◆ Exercise ◆
In the data, extract each line that holds the string "edition".

◆ Provided data ◆
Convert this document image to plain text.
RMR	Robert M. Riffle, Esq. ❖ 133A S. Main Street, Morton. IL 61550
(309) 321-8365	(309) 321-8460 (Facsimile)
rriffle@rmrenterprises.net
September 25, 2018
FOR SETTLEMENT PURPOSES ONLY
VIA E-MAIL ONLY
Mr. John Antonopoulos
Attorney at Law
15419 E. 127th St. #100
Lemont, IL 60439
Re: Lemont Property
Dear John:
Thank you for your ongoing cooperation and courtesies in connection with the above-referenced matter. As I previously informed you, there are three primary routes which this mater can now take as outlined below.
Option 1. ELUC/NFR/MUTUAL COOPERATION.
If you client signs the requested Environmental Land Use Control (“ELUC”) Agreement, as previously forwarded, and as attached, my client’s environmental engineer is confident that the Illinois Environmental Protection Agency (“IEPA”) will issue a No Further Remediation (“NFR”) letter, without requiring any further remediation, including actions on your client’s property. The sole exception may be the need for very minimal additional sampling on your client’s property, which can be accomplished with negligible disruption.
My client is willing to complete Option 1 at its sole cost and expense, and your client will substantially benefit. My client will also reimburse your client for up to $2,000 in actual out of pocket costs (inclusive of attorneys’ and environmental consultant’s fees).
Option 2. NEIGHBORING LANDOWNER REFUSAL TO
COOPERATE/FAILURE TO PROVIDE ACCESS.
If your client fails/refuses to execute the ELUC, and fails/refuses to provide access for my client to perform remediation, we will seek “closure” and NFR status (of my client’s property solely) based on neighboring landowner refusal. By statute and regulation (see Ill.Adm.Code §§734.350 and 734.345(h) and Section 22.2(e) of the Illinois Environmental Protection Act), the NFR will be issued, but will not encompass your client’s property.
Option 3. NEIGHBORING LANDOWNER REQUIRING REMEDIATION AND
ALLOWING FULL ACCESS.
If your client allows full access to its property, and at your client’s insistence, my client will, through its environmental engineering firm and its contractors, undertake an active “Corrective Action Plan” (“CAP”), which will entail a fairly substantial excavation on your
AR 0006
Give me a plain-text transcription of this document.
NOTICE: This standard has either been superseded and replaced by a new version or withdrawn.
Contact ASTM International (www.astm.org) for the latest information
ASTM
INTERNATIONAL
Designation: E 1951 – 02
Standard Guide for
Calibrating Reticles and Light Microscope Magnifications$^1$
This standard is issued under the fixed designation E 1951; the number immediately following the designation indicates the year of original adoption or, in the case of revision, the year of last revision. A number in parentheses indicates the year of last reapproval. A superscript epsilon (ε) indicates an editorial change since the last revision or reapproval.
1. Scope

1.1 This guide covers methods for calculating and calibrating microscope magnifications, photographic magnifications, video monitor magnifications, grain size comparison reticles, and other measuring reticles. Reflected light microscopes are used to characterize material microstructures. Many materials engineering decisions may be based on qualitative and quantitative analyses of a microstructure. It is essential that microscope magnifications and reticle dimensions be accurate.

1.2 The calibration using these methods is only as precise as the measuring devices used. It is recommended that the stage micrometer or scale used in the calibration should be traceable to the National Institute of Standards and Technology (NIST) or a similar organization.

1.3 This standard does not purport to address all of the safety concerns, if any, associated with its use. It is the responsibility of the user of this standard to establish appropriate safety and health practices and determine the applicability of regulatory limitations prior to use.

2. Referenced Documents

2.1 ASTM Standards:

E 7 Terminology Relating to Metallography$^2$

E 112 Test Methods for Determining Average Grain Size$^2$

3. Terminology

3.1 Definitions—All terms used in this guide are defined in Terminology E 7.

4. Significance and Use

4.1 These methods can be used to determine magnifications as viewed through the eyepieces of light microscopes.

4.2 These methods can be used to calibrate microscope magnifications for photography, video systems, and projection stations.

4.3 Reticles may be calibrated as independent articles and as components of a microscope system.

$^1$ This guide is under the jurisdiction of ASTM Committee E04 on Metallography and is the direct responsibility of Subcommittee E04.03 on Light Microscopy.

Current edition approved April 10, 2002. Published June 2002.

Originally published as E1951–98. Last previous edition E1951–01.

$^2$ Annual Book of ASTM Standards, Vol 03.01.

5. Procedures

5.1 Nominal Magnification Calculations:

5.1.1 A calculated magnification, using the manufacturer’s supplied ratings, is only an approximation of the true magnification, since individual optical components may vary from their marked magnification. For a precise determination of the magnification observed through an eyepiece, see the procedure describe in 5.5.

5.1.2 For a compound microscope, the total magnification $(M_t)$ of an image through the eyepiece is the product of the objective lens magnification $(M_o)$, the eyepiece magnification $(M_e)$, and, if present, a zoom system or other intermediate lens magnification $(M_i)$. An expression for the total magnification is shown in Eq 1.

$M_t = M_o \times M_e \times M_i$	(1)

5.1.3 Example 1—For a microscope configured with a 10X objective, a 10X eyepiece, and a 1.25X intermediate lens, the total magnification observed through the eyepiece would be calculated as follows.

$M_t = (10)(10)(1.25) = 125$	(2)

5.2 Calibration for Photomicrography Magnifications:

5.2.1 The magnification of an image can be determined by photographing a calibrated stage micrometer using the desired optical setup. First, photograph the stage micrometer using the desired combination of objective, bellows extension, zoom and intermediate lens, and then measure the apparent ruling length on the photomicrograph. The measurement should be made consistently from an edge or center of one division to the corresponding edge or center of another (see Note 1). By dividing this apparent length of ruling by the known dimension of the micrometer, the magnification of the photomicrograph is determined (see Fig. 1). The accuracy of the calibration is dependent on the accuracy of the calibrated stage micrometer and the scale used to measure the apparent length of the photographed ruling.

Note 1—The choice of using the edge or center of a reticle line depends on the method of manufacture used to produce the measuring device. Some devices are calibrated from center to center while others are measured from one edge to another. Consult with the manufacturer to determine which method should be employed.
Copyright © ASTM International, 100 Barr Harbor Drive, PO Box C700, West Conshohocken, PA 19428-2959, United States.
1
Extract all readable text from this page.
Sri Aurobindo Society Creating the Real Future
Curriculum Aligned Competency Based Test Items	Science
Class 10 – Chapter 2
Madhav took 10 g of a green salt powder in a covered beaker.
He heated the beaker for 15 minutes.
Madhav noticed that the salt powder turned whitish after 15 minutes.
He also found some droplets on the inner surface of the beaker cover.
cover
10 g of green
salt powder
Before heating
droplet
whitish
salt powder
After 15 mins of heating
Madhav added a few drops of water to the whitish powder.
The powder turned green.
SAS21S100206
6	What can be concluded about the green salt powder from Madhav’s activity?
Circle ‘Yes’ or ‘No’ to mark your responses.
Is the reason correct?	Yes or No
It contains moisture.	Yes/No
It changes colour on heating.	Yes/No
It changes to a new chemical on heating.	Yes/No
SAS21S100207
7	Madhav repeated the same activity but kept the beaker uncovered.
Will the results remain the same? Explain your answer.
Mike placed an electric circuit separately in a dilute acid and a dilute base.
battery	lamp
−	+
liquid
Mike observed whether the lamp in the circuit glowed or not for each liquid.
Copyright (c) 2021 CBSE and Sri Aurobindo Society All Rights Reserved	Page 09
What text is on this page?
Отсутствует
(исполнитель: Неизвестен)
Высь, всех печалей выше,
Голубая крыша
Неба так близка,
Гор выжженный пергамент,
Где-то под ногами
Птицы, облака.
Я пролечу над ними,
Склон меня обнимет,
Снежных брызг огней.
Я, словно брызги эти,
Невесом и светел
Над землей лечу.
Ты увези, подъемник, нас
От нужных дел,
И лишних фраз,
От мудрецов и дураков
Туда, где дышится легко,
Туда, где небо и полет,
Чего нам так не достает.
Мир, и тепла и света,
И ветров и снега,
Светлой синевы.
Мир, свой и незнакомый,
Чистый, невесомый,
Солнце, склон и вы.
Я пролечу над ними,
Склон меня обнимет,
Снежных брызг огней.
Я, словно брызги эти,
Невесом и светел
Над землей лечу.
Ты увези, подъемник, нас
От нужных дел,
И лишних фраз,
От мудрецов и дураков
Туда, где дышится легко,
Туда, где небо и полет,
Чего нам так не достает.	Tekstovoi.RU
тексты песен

◆ Worked answer ◆
Current edition approved April 10, 2002. Published June 2002.
Originally published as E1951–98. Last previous edition E1951–01.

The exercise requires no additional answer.